BRIEF → Without the pictures, write out all the lines below exactly as they appear.
--- begin SOURCE MATERIAL ---
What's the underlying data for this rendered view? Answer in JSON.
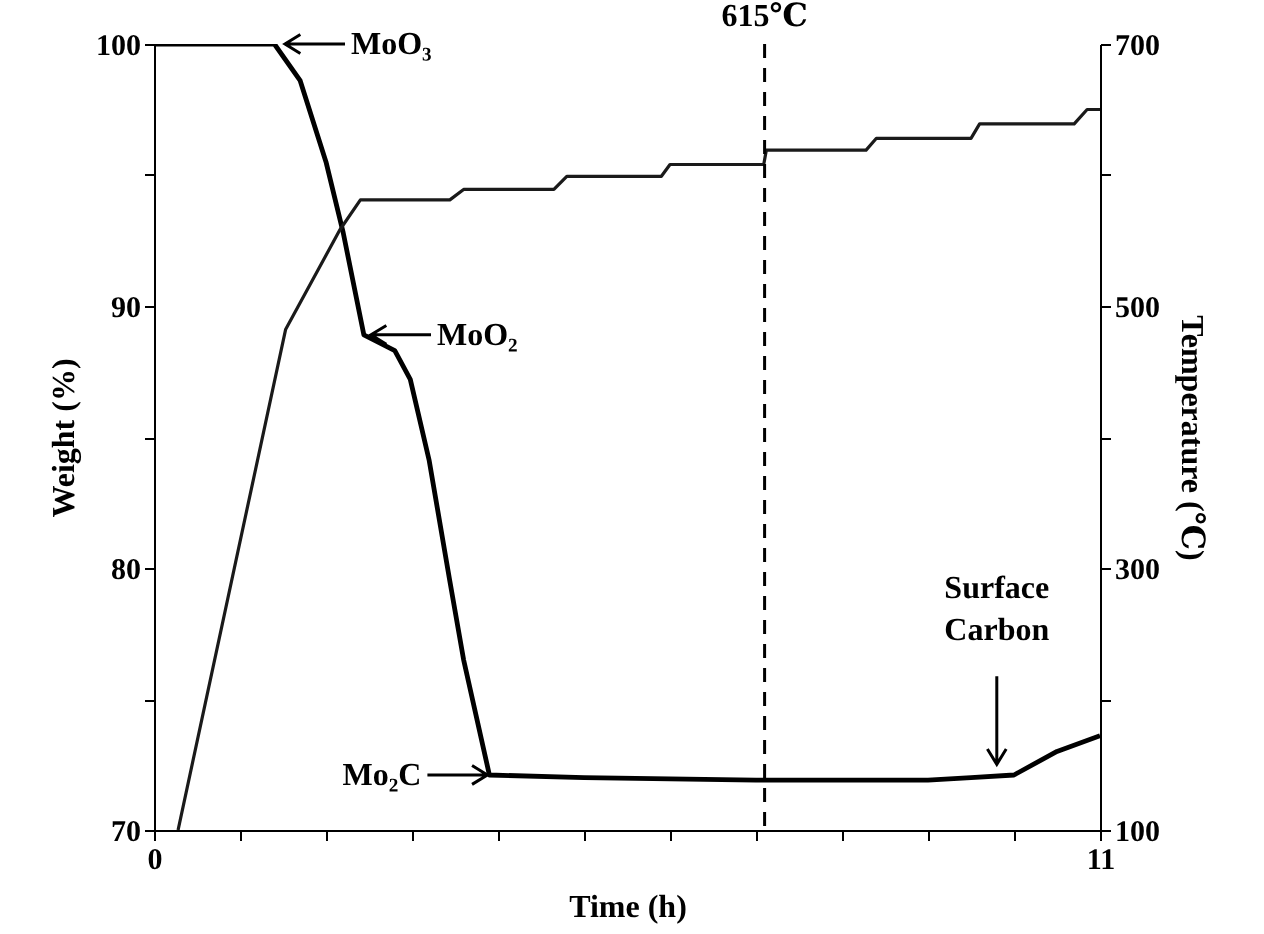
{
  "chart_data": {
    "type": "line",
    "xlabel": "Time (h)",
    "ylabel": "Weight (%)",
    "y2label": "Temperature (℃)",
    "xlim": [
      0,
      11
    ],
    "xticks": [
      0,
      {
        "value": 1,
        "label": null
      },
      {
        "value": 2,
        "label": null
      },
      {
        "value": 3,
        "label": null
      },
      {
        "value": 4,
        "label": null
      },
      {
        "value": 5,
        "label": null
      },
      {
        "value": 6,
        "label": null
      },
      {
        "value": 7,
        "label": null
      },
      {
        "value": 8,
        "label": null
      },
      {
        "value": 9,
        "label": null
      },
      {
        "value": 10,
        "label": null
      },
      11
    ],
    "ylim": [
      70,
      100
    ],
    "yticks": [
      70,
      {
        "value": 75,
        "label": null
      },
      80,
      {
        "value": 85,
        "label": null
      },
      90,
      {
        "value": 95,
        "label": null
      },
      100
    ],
    "y2lim": [
      100,
      700
    ],
    "y2ticks": [
      100,
      {
        "value": 200,
        "label": null
      },
      300,
      {
        "value": 400,
        "label": null
      },
      500,
      {
        "value": 600,
        "label": null
      },
      700
    ],
    "series": [
      {
        "color": "#000000",
        "x": [
          0,
          1.4,
          1.7,
          2.0,
          2.2,
          2.44,
          2.8,
          2.98,
          3.2,
          3.44,
          3.6,
          3.9,
          5,
          7,
          9,
          9.5,
          10,
          10.5,
          11
        ],
        "values": [
          100,
          100,
          98.6,
          95.5,
          92.8,
          88.9,
          88.3,
          87.2,
          84.1,
          79.5,
          76.5,
          72.1,
          72.0,
          71.9,
          71.9,
          72.0,
          72.1,
          73.0,
          73.6
        ]
      },
      {
        "color": "#1a1a1a",
        "axis": "y2",
        "x": [
          0.28,
          1.53,
          2.16,
          2.4,
          3.44,
          3.6,
          4.65,
          4.8,
          5.9,
          6.0,
          7.09,
          7.12,
          8.28,
          8.4,
          9.5,
          9.6,
          10.7,
          10.85,
          11
        ],
        "values": [
          100,
          482,
          558,
          581,
          581,
          589,
          589,
          599,
          599,
          608,
          608,
          619,
          619,
          628,
          628,
          639,
          639,
          650,
          650
        ]
      }
    ],
    "ref_lines": [
      {
        "axis": "x",
        "value": 7.1,
        "label": "615℃",
        "line_style": "dashed"
      }
    ],
    "annotations": [
      {
        "text": "MoO₃",
        "x": 1.5,
        "y": 100
      },
      {
        "text": "MoO₂",
        "x": 2.5,
        "y": 88.9
      },
      {
        "text": "Mo₂C",
        "x": 3.9,
        "y": 72.1
      },
      {
        "text": "Surface Carbon",
        "x": 9.8,
        "y": 72.2
      }
    ],
    "grid": false
  }
}
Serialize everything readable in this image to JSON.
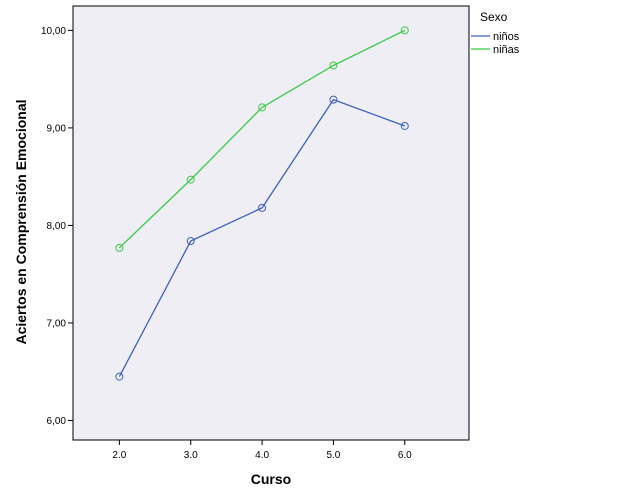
{
  "chart_data": {
    "type": "line",
    "xlabel": "Curso",
    "ylabel": "Aciertos en Comprensión Emocional",
    "x": [
      2.0,
      3.0,
      4.0,
      5.0,
      6.0
    ],
    "x_tick_labels": [
      "2.0",
      "3.0",
      "4.0",
      "5.0",
      "6.0"
    ],
    "xlim": [
      1.35,
      6.9
    ],
    "ylim": [
      5.8,
      10.25
    ],
    "y_ticks": [
      6.0,
      7.0,
      8.0,
      9.0,
      10.0
    ],
    "y_tick_labels": [
      "6,00",
      "7,00",
      "8,00",
      "9,00",
      "10,00"
    ],
    "grid": false,
    "marker": "open-circle",
    "legend": {
      "title": "Sexo",
      "placement": "right-outside-top"
    },
    "series": [
      {
        "name": "niños",
        "color": "#3F5FBF",
        "values": [
          6.45,
          7.84,
          8.18,
          9.29,
          9.02
        ]
      },
      {
        "name": "niñas",
        "color": "#3CCB4A",
        "values": [
          7.77,
          8.47,
          9.21,
          9.64,
          10.0
        ]
      }
    ],
    "plot_background": "#EEEEF4"
  }
}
--- end SOURCE MATERIAL ---
IN RESPONSE →
What's the underlying data for this rendered view? Answer in JSON.
{
  "chart_data": {
    "type": "line",
    "xlabel": "Time (h)",
    "ylabel": "Weight (%)",
    "y2label": "Temperature (℃)",
    "xlim": [
      0,
      11
    ],
    "xticks": [
      0,
      {
        "value": 1,
        "label": null
      },
      {
        "value": 2,
        "label": null
      },
      {
        "value": 3,
        "label": null
      },
      {
        "value": 4,
        "label": null
      },
      {
        "value": 5,
        "label": null
      },
      {
        "value": 6,
        "label": null
      },
      {
        "value": 7,
        "label": null
      },
      {
        "value": 8,
        "label": null
      },
      {
        "value": 9,
        "label": null
      },
      {
        "value": 10,
        "label": null
      },
      11
    ],
    "ylim": [
      70,
      100
    ],
    "yticks": [
      70,
      {
        "value": 75,
        "label": null
      },
      80,
      {
        "value": 85,
        "label": null
      },
      90,
      {
        "value": 95,
        "label": null
      },
      100
    ],
    "y2lim": [
      100,
      700
    ],
    "y2ticks": [
      100,
      {
        "value": 200,
        "label": null
      },
      300,
      {
        "value": 400,
        "label": null
      },
      500,
      {
        "value": 600,
        "label": null
      },
      700
    ],
    "series": [
      {
        "color": "#000000",
        "x": [
          0,
          1.4,
          1.7,
          2.0,
          2.2,
          2.44,
          2.8,
          2.98,
          3.2,
          3.44,
          3.6,
          3.9,
          5,
          7,
          9,
          9.5,
          10,
          10.5,
          11
        ],
        "values": [
          100,
          100,
          98.6,
          95.5,
          92.8,
          88.9,
          88.3,
          87.2,
          84.1,
          79.5,
          76.5,
          72.1,
          72.0,
          71.9,
          71.9,
          72.0,
          72.1,
          73.0,
          73.6
        ]
      },
      {
        "color": "#1a1a1a",
        "axis": "y2",
        "x": [
          0.28,
          1.53,
          2.16,
          2.4,
          3.44,
          3.6,
          4.65,
          4.8,
          5.9,
          6.0,
          7.09,
          7.12,
          8.28,
          8.4,
          9.5,
          9.6,
          10.7,
          10.85,
          11
        ],
        "values": [
          100,
          482,
          558,
          581,
          581,
          589,
          589,
          599,
          599,
          608,
          608,
          619,
          619,
          628,
          628,
          639,
          639,
          650,
          650
        ]
      }
    ],
    "ref_lines": [
      {
        "axis": "x",
        "value": 7.1,
        "label": "615℃",
        "line_style": "dashed"
      }
    ],
    "annotations": [
      {
        "text": "MoO₃",
        "x": 1.5,
        "y": 100
      },
      {
        "text": "MoO₂",
        "x": 2.5,
        "y": 88.9
      },
      {
        "text": "Mo₂C",
        "x": 3.9,
        "y": 72.1
      },
      {
        "text": "Surface Carbon",
        "x": 9.8,
        "y": 72.2
      }
    ],
    "grid": false
  }
}
Serialize everything readable in this image to JSON.
{
  "chart_data": {
    "type": "line",
    "xlabel": "Curso",
    "ylabel": "Aciertos en Comprensión Emocional",
    "x": [
      2.0,
      3.0,
      4.0,
      5.0,
      6.0
    ],
    "x_tick_labels": [
      "2.0",
      "3.0",
      "4.0",
      "5.0",
      "6.0"
    ],
    "xlim": [
      1.35,
      6.9
    ],
    "ylim": [
      5.8,
      10.25
    ],
    "y_ticks": [
      6.0,
      7.0,
      8.0,
      9.0,
      10.0
    ],
    "y_tick_labels": [
      "6,00",
      "7,00",
      "8,00",
      "9,00",
      "10,00"
    ],
    "grid": false,
    "marker": "open-circle",
    "legend": {
      "title": "Sexo",
      "placement": "right-outside-top"
    },
    "series": [
      {
        "name": "niños",
        "color": "#3F5FBF",
        "values": [
          6.45,
          7.84,
          8.18,
          9.29,
          9.02
        ]
      },
      {
        "name": "niñas",
        "color": "#3CCB4A",
        "values": [
          7.77,
          8.47,
          9.21,
          9.64,
          10.0
        ]
      }
    ],
    "plot_background": "#EEEEF4"
  }
}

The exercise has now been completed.